Only lines with the string "Strongly" matter here; gather them from the material below.

begin Supplied material

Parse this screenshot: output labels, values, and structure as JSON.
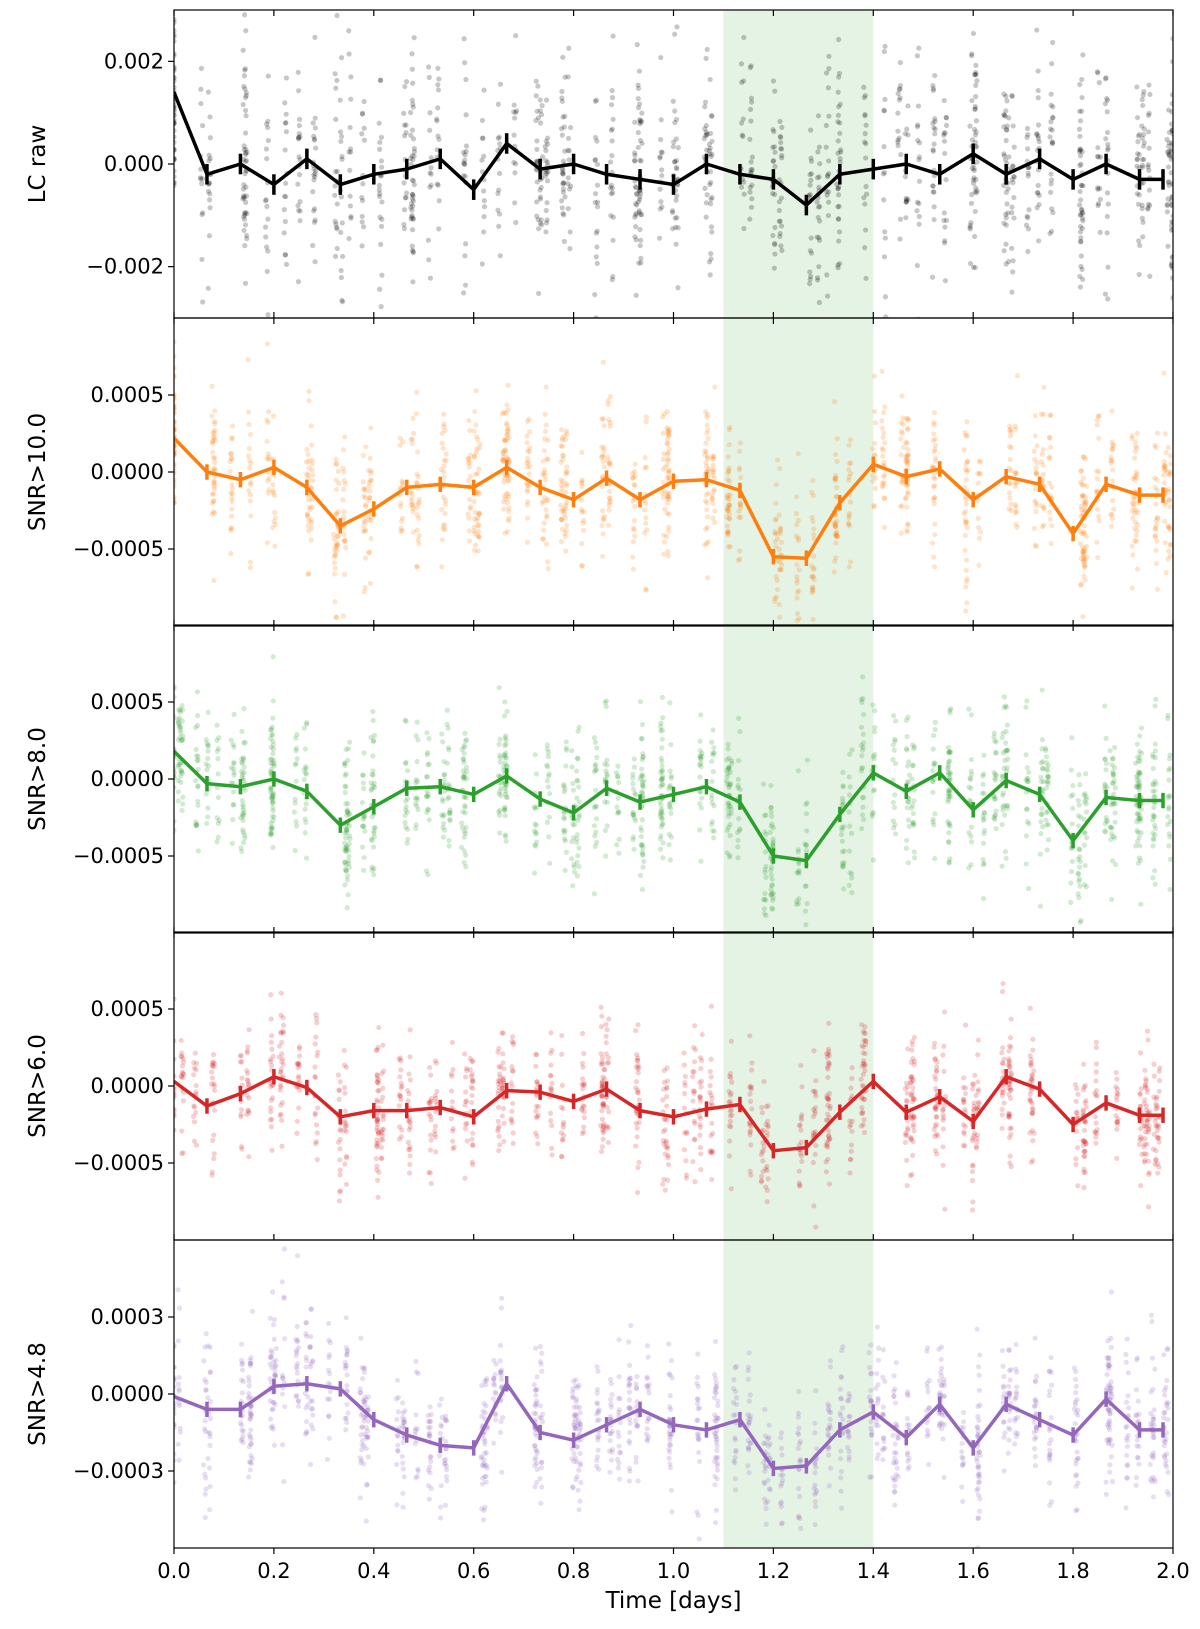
{
  "chart_data": {
    "type": "line",
    "shared_x": {
      "label": "Time [days]",
      "range": [
        0.0,
        2.0
      ],
      "ticks": [
        0.0,
        0.2,
        0.4,
        0.6,
        0.8,
        1.0,
        1.2,
        1.4,
        1.6,
        1.8,
        2.0
      ],
      "tick_labels": [
        "0.0",
        "0.2",
        "0.4",
        "0.6",
        "0.8",
        "1.0",
        "1.2",
        "1.4",
        "1.6",
        "1.8",
        "2.0"
      ]
    },
    "highlight_span": {
      "x_start": 1.1,
      "x_end": 1.4,
      "color": "#2ca02c"
    },
    "bin_x": [
      0.0,
      0.066,
      0.133,
      0.2,
      0.266,
      0.333,
      0.4,
      0.466,
      0.533,
      0.6,
      0.666,
      0.733,
      0.8,
      0.866,
      0.933,
      1.0,
      1.066,
      1.133,
      1.2,
      1.266,
      1.333,
      1.4,
      1.466,
      1.533,
      1.6,
      1.666,
      1.733,
      1.8,
      1.866,
      1.933,
      1.98
    ],
    "panels": [
      {
        "ylabel": "LC raw",
        "color": "#000000",
        "ylim": [
          -0.003,
          0.003
        ],
        "yticks": [
          -0.002,
          0.0,
          0.002
        ],
        "ytick_labels": [
          "−0.002",
          "0.000",
          "0.002"
        ],
        "scatter_spread": 0.0011,
        "errbar": 0.0002,
        "binned": [
          0.0014,
          -0.0002,
          0.0,
          -0.0004,
          0.0001,
          -0.0004,
          -0.0002,
          -0.0001,
          0.0001,
          -0.0005,
          0.0004,
          -0.0001,
          0.0,
          -0.0002,
          -0.0003,
          -0.0004,
          0.0,
          -0.0002,
          -0.0003,
          -0.0008,
          -0.0002,
          -0.0001,
          0.0,
          -0.0002,
          0.0002,
          -0.0002,
          0.0001,
          -0.0003,
          0.0,
          -0.0003,
          -0.0003
        ]
      },
      {
        "ylabel": "SNR>10.0",
        "color": "#ff7f0e",
        "ylim": [
          -0.001,
          0.001
        ],
        "yticks": [
          -0.0005,
          0.0,
          0.0005
        ],
        "ytick_labels": [
          "−0.0005",
          "0.0000",
          "0.0005"
        ],
        "scatter_spread": 0.00024,
        "errbar": 5e-05,
        "binned": [
          0.00022,
          0.0,
          -5e-05,
          3e-05,
          -0.0001,
          -0.00035,
          -0.00024,
          -0.0001,
          -8e-05,
          -0.0001,
          3e-05,
          -0.0001,
          -0.00018,
          -4e-05,
          -0.00018,
          -6e-05,
          -5e-05,
          -0.00012,
          -0.00055,
          -0.00056,
          -0.0002,
          5e-05,
          -3e-05,
          2e-05,
          -0.00018,
          -3e-05,
          -8e-05,
          -0.0004,
          -8e-05,
          -0.00015,
          -0.00015
        ]
      },
      {
        "ylabel": "SNR>8.0",
        "color": "#2ca02c",
        "ylim": [
          -0.001,
          0.001
        ],
        "yticks": [
          -0.0005,
          0.0,
          0.0005
        ],
        "ytick_labels": [
          "−0.0005",
          "0.0000",
          "0.0005"
        ],
        "scatter_spread": 0.00024,
        "errbar": 5e-05,
        "binned": [
          0.00018,
          -3e-05,
          -5e-05,
          0.0,
          -8e-05,
          -0.0003,
          -0.00018,
          -6e-05,
          -5e-05,
          -0.0001,
          2e-05,
          -0.00013,
          -0.00022,
          -6e-05,
          -0.00015,
          -0.0001,
          -5e-05,
          -0.00015,
          -0.0005,
          -0.00053,
          -0.00023,
          4e-05,
          -8e-05,
          4e-05,
          -0.0002,
          -1e-05,
          -0.0001,
          -0.0004,
          -0.00012,
          -0.00014,
          -0.00014
        ]
      },
      {
        "ylabel": "SNR>6.0",
        "color": "#d62728",
        "ylim": [
          -0.001,
          0.001
        ],
        "yticks": [
          -0.0005,
          0.0,
          0.0005
        ],
        "ytick_labels": [
          "−0.0005",
          "0.0000",
          "0.0005"
        ],
        "scatter_spread": 0.00022,
        "errbar": 5e-05,
        "binned": [
          3e-05,
          -0.00013,
          -5e-05,
          6e-05,
          -1e-05,
          -0.0002,
          -0.00016,
          -0.00016,
          -0.00014,
          -0.0002,
          -3e-05,
          -4e-05,
          -0.0001,
          -2e-05,
          -0.00016,
          -0.0002,
          -0.00015,
          -0.00012,
          -0.00042,
          -0.0004,
          -0.00017,
          3e-05,
          -0.00017,
          -7e-05,
          -0.00023,
          6e-05,
          -2e-05,
          -0.00025,
          -0.00011,
          -0.00019,
          -0.00019
        ]
      },
      {
        "ylabel": "SNR>4.8",
        "color": "#9467bd",
        "ylim": [
          -0.0006,
          0.0006
        ],
        "yticks": [
          -0.0003,
          0.0,
          0.0003
        ],
        "ytick_labels": [
          "−0.0003",
          "0.0000",
          "0.0003"
        ],
        "scatter_spread": 0.00014,
        "errbar": 3e-05,
        "binned": [
          -1e-05,
          -6e-05,
          -6e-05,
          3e-05,
          4e-05,
          2e-05,
          -0.0001,
          -0.00016,
          -0.0002,
          -0.00021,
          4e-05,
          -0.00015,
          -0.00018,
          -0.00012,
          -6e-05,
          -0.00012,
          -0.00014,
          -0.0001,
          -0.00029,
          -0.00028,
          -0.00014,
          -7e-05,
          -0.00017,
          -4e-05,
          -0.00021,
          -4e-05,
          -0.0001,
          -0.00016,
          -2e-05,
          -0.00014,
          -0.00014
        ]
      }
    ]
  }
}
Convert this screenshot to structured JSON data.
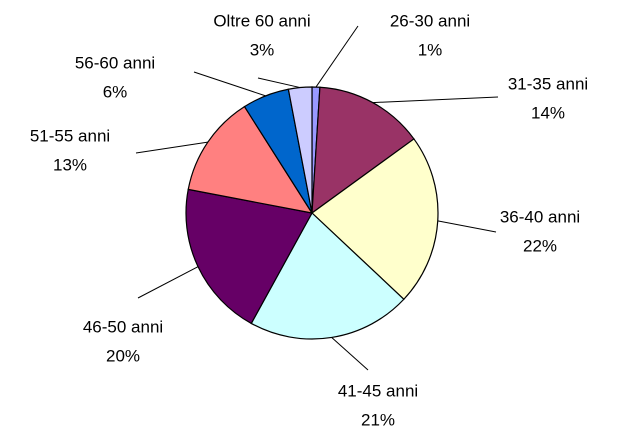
{
  "chart_data": {
    "type": "pie",
    "categories": [
      "26-30 anni",
      "31-35 anni",
      "36-40 anni",
      "41-45 anni",
      "46-50 anni",
      "51-55 anni",
      "56-60 anni",
      "Oltre 60 anni"
    ],
    "values": [
      1,
      14,
      22,
      21,
      20,
      13,
      6,
      3
    ],
    "value_labels": [
      "1%",
      "14%",
      "22%",
      "21%",
      "20%",
      "13%",
      "6%",
      "3%"
    ],
    "colors": [
      "#9999ff",
      "#993366",
      "#ffffcc",
      "#ccffff",
      "#660066",
      "#ff8080",
      "#0066cc",
      "#ccccff"
    ]
  }
}
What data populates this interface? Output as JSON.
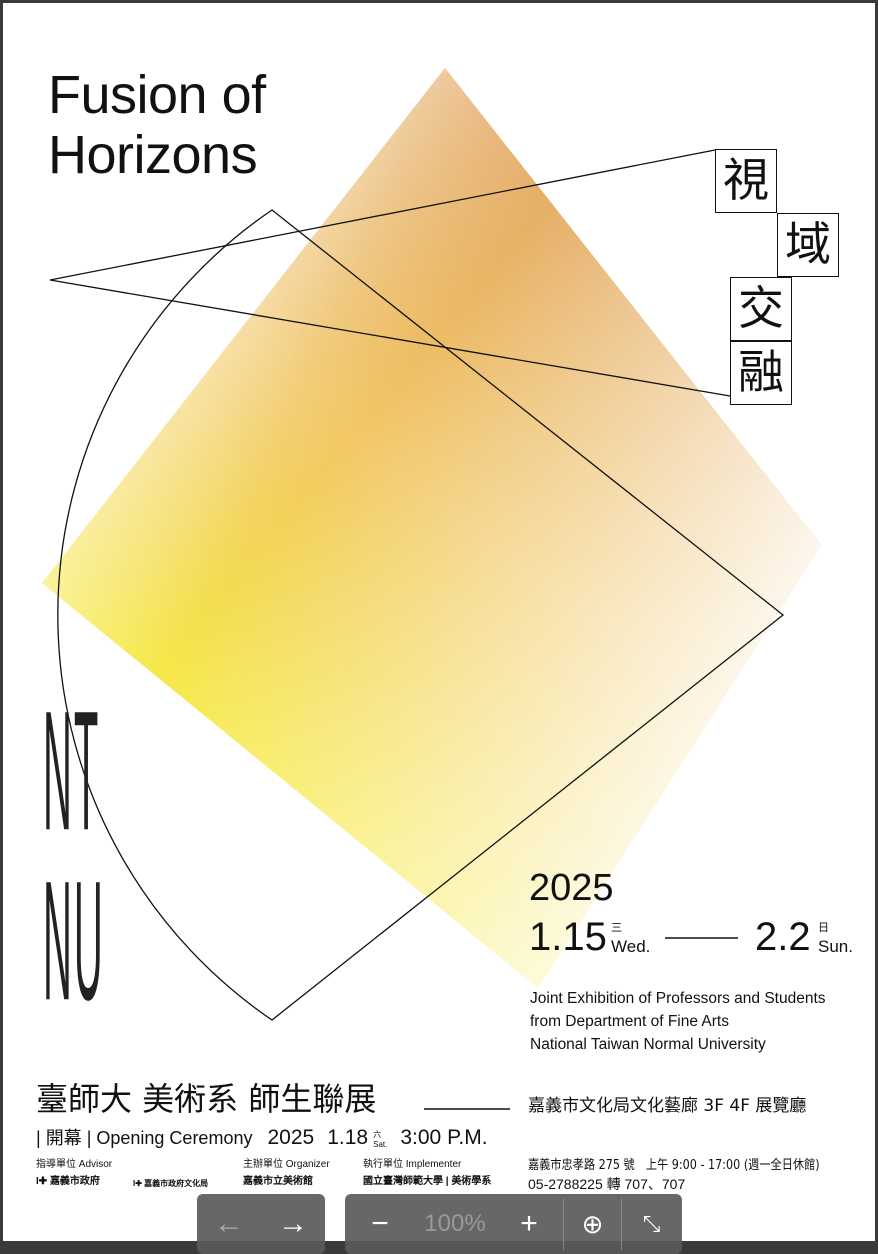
{
  "poster": {
    "title_lines": [
      "Fusion of",
      "Horizons"
    ],
    "cjk_title": [
      "視",
      "域",
      "交",
      "融"
    ],
    "side_mark": "NTNU",
    "year": "2025",
    "start_date": "1.15",
    "start_day_cn": "三",
    "start_day": "Wed.",
    "end_date": "2.2",
    "end_day_cn": "日",
    "end_day": "Sun.",
    "description": [
      "Joint Exhibition of Professors and Students",
      "from Department of Fine Arts",
      "National Taiwan Normal University"
    ],
    "cn_title": "臺師大 美術系  師生聯展",
    "venue": "嘉義市文化局文化藝廊 3F 4F 展覽廳",
    "opening": {
      "label_cn": "開幕",
      "label": "Opening Ceremony",
      "year": "2025",
      "date": "1.18",
      "day_cn": "六",
      "day": "Sat.",
      "time": "3:00 P.M."
    },
    "advisor_label": "指導單位 Advisor",
    "organizer_label": "主辦單位 Organizer",
    "implementer_label": "執行單位 Implementer",
    "logos": [
      "嘉義市政府",
      "嘉義市政府文化局",
      "嘉義市立美術館",
      "國立臺灣師範大學",
      "美術學系"
    ],
    "address": "嘉義市忠孝路 275 號　上午 9:00 - 17:00 (週一全日休館)",
    "phone": "05-2788225 轉 707、707",
    "colors": {
      "orange": "#d98a2e",
      "yellow": "#f7ef4a"
    }
  },
  "viewer": {
    "zoom": "100%",
    "prev": "previous-icon",
    "next": "next-icon",
    "zoom_out": "minus-icon",
    "zoom_in": "plus-icon",
    "download": "download-icon",
    "exit_fullscreen": "collapse-icon"
  }
}
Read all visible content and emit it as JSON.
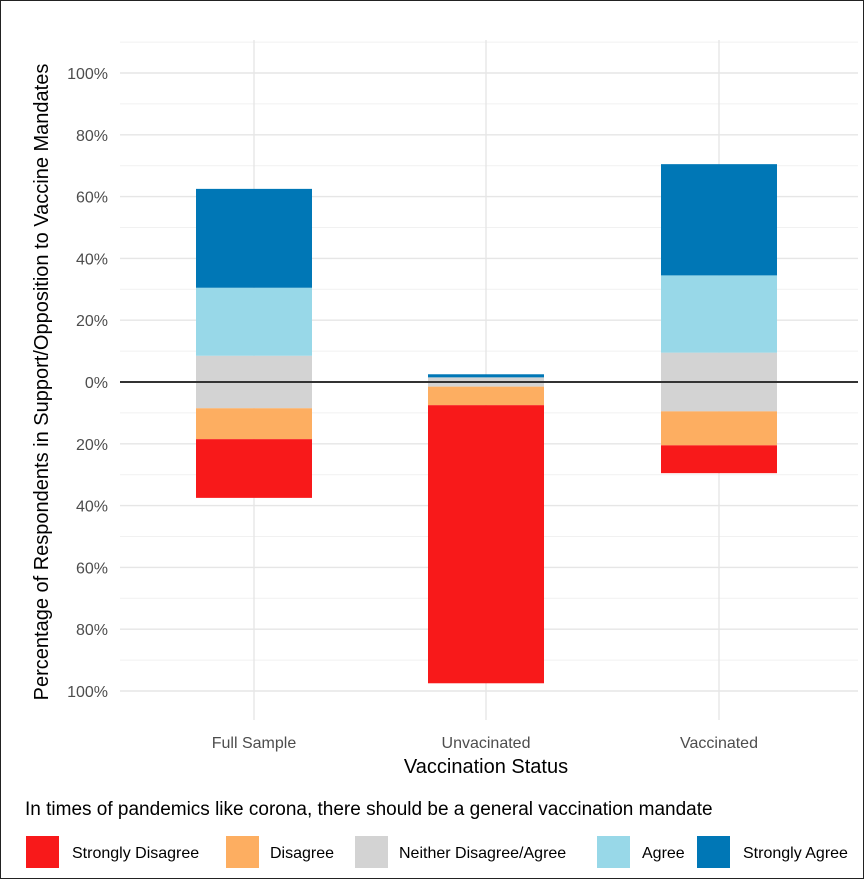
{
  "chart_data": {
    "type": "bar",
    "stacked": "diverging",
    "title": "",
    "xlabel": "Vaccination Status",
    "ylabel": "Percentage of Respondents in Support/Opposition to Vaccine Mandates",
    "categories": [
      "Full Sample",
      "Unvacinated",
      "Vaccinated"
    ],
    "ylim": [
      -100,
      100
    ],
    "y_ticks": [
      -100,
      -80,
      -60,
      -40,
      -20,
      0,
      20,
      40,
      60,
      80,
      100
    ],
    "y_tick_labels": [
      "100%",
      "80%",
      "60%",
      "40%",
      "20%",
      "0%",
      "20%",
      "40%",
      "60%",
      "80%",
      "100%"
    ],
    "grid": true,
    "legend_title": "In times of pandemics like corona, there should be a general vaccination mandate",
    "legend_position": "bottom",
    "series": [
      {
        "name": "Strongly Disagree",
        "color": "#f8191a",
        "side": "negative",
        "values": [
          19,
          90,
          9
        ]
      },
      {
        "name": "Disagree",
        "color": "#fdae61",
        "side": "negative",
        "values": [
          10,
          6,
          11
        ]
      },
      {
        "name": "Neither Disagree/Agree",
        "color": "#d3d3d3",
        "side": "split",
        "values": [
          17,
          3,
          19
        ]
      },
      {
        "name": "Agree",
        "color": "#98d8e8",
        "side": "positive",
        "values": [
          22,
          0,
          25
        ]
      },
      {
        "name": "Strongly Agree",
        "color": "#0077b6",
        "side": "positive",
        "values": [
          32,
          1,
          36
        ]
      }
    ]
  }
}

end Supplied material

### The result
        "name": "Strongly Disagree",
        "name": "Strongly Agree",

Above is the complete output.